Keep only the lines where "Windows" appears.

# start of Material provided

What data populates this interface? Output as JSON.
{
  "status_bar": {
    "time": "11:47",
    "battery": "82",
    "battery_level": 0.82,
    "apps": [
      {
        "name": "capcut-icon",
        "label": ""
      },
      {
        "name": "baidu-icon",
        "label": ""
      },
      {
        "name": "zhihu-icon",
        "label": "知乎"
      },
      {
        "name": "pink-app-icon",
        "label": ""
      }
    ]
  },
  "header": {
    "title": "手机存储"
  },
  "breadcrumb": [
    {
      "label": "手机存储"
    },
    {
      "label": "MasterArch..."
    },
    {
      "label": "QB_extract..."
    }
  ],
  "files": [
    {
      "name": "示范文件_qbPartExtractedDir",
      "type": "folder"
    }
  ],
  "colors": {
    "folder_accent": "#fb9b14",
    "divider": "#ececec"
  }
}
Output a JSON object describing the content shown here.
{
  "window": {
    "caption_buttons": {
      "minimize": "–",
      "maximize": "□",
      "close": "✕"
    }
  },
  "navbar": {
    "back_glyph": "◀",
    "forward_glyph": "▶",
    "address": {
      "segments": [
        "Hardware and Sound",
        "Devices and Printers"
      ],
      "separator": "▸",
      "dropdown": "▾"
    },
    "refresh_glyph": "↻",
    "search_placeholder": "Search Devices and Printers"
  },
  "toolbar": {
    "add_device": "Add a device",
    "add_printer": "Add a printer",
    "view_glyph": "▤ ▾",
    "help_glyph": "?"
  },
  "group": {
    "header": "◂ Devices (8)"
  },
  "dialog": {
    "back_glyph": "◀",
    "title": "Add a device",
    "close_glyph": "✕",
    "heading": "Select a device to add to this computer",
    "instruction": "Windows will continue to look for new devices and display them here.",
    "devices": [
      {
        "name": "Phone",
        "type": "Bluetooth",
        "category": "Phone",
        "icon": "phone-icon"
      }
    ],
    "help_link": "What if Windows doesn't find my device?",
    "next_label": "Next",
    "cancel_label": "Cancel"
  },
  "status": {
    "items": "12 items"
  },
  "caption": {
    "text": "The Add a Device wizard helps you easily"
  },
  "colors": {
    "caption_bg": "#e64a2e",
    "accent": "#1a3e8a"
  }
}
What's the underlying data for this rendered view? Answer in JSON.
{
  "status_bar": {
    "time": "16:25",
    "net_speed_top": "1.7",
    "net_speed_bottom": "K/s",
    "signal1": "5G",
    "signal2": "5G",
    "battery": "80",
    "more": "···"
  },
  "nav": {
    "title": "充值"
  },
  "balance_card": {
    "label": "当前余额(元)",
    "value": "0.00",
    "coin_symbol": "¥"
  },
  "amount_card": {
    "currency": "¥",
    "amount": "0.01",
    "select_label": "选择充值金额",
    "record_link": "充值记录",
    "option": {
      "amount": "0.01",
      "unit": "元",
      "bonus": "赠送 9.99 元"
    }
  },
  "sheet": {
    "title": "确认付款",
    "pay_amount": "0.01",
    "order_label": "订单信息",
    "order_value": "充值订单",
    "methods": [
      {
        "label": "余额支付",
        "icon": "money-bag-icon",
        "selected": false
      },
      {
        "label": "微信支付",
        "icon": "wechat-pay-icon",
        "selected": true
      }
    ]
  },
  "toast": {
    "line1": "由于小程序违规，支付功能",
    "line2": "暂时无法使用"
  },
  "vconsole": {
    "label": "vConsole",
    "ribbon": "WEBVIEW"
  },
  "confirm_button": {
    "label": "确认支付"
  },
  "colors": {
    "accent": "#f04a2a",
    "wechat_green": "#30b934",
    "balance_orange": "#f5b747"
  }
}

# end of Material provided

[Written solution]
    "instruction": "Windows will continue to look for new devices and display them here.",
    "help_link": "What if Windows doesn't find my device?",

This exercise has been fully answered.